◆ **REQUIREMENT**: Work through the data line by line, gathering every line that has the word "Edukacji".

— start —

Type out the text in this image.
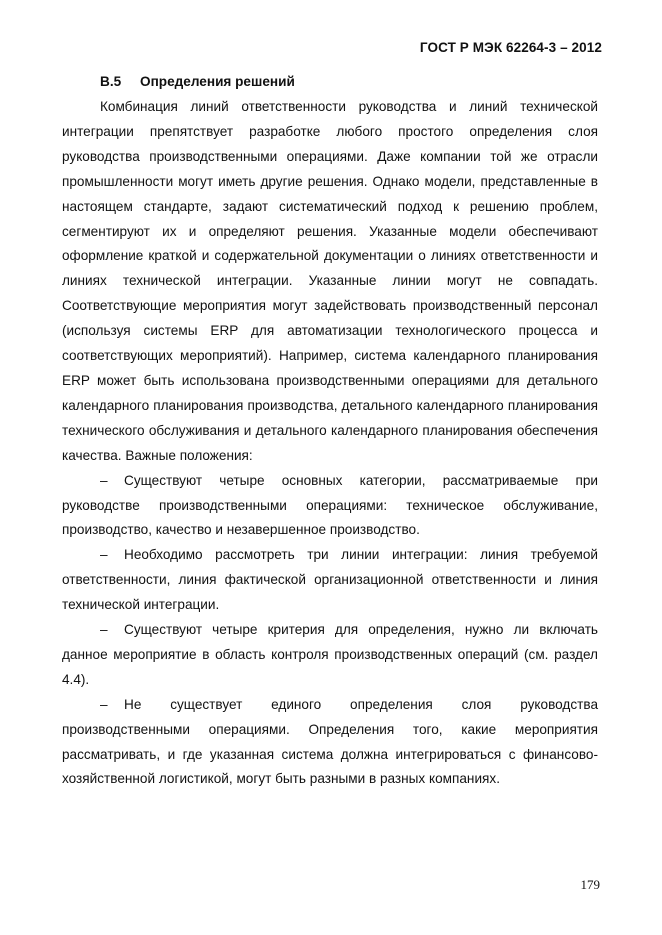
ГОСТ Р МЭК 62264-3 – 2012
B.5 Определения решений

Комбинация линий ответственности руководства и линий технической интеграции препятствует разработке любого простого определения слоя руководства производственными операциями. Даже компании той же отрасли промышленности могут иметь другие решения. Однако модели, представленные в настоящем стандарте, задают систематический подход к решению проблем, сегментируют их и определяют решения. Указанные модели обеспечивают оформление краткой и содержательной документации о линиях ответственности и линиях технической интеграции. Указанные линии могут не совпадать. Соответствующие мероприятия могут задействовать производственный персонал (используя системы ERP для автоматизации технологического процесса и соответствующих мероприятий). Например, система календарного планирования ERP может быть использована производственными операциями для детального календарного планирования производства, детального календарного планирования технического обслуживания и детального календарного планирования обеспечения качества. Важные положения:

– Существуют четыре основных категории, рассматриваемые при руководстве производственными операциями: техническое обслуживание, производство, качество и незавершенное производство.
– Необходимо рассмотреть три линии интеграции: линия требуемой ответственности, линия фактической организационной ответственности и линия технической интеграции.
– Существуют четыре критерия для определения, нужно ли включать данное мероприятие в область контроля производственных операций (см. раздел 4.4).
– Не существует единого определения слоя руководства производственными операциями. Определения того, какие мероприятия рассматривать, и где указанная система должна интегрироваться с финансово-хозяйственной логистикой, могут быть разными в разных компаниях.
179
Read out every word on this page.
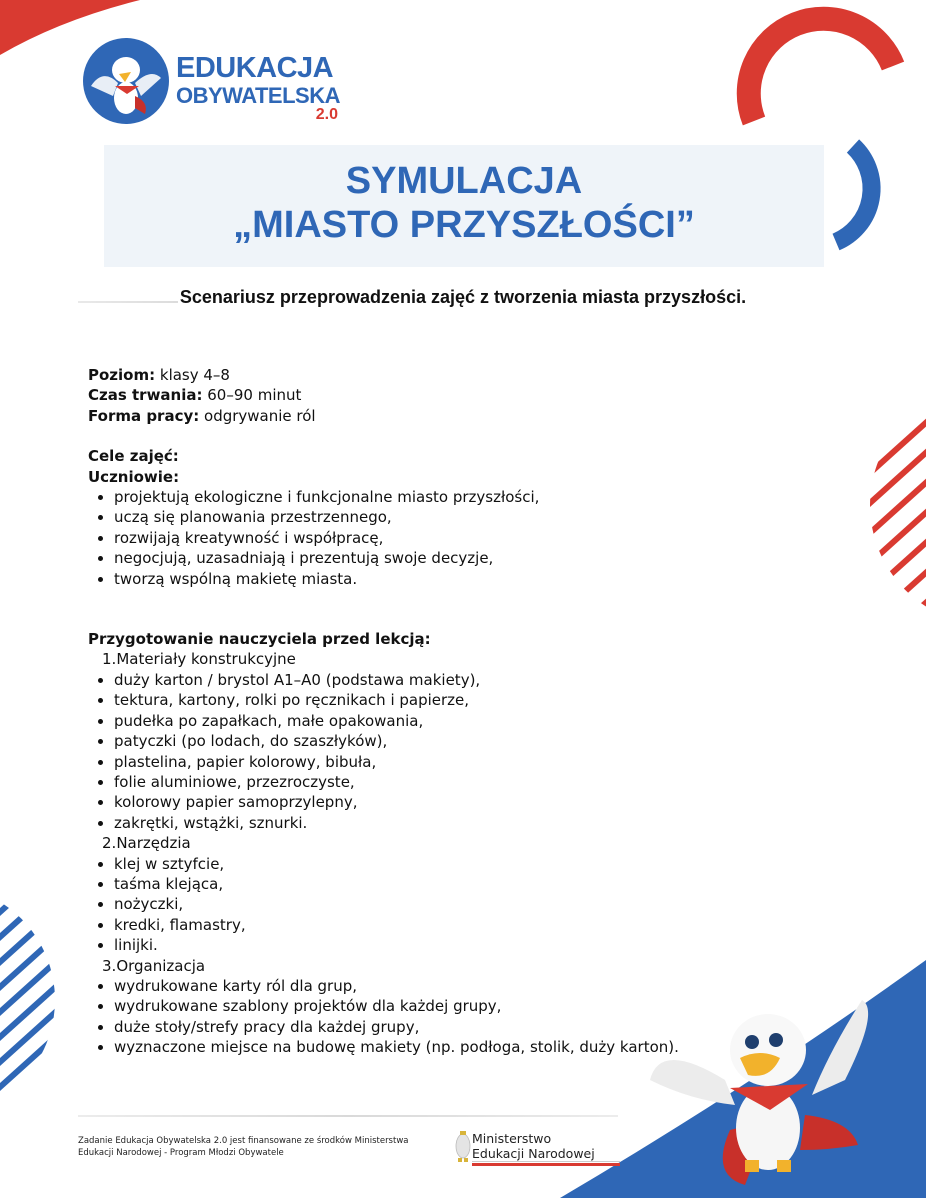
EDUKACJA
OBYWATELSKA
2.0
SYMULACJA
„MIASTO PRZYSZŁOŚCI”
Scenariusz przeprowadzenia zajęć z tworzenia miasta przyszłości.

Poziom: klasy 4–8

Czas trwania: 60–90 minut

Forma pracy: odgrywanie ról

Cele zajęć:

Uczniowie:

• projektują ekologiczne i funkcjonalne miasto przyszłości,
• uczą się planowania przestrzennego,
• rozwijają kreatywność i współpracę,
• negocjują, uzasadniają i prezentują swoje decyzje,
• tworzą wspólną makietę miasta.

Przygotowanie nauczyciela przed lekcją:

1.Materiały konstrukcyjne

• duży karton / brystol A1–A0 (podstawa makiety),
• tektura, kartony, rolki po ręcznikach i papierze,
• pudełka po zapałkach, małe opakowania,
• patyczki (po lodach, do szaszłyków),
• plastelina, papier kolorowy, bibuła,
• folie aluminiowe, przezroczyste,
• kolorowy papier samoprzylepny,
• zakrętki, wstążki, sznurki.

2.Narzędzia

• klej w sztyfcie,
• taśma klejąca,
• nożyczki,
• kredki, flamastry,
• linijki.

3.Organizacja

• wydrukowane karty ról dla grup,
• wydrukowane szablony projektów dla każdej grupy,
• duże stoły/strefy pracy dla każdej grupy,
• wyznaczone miejsce na budowę makiety (np. podłoga, stolik, duży karton).
Zadanie Edukacja Obywatelska 2.0 jest finansowane ze środków Ministerstwa
Edukacji Narodowej - Program Młodzi Obywatele
Ministerstwo
Edukacji Narodowej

— end —

◆ **FULL ANSWER**:
Edukacji Narodowej - Program Młodzi Obywatele
Edukacji Narodowej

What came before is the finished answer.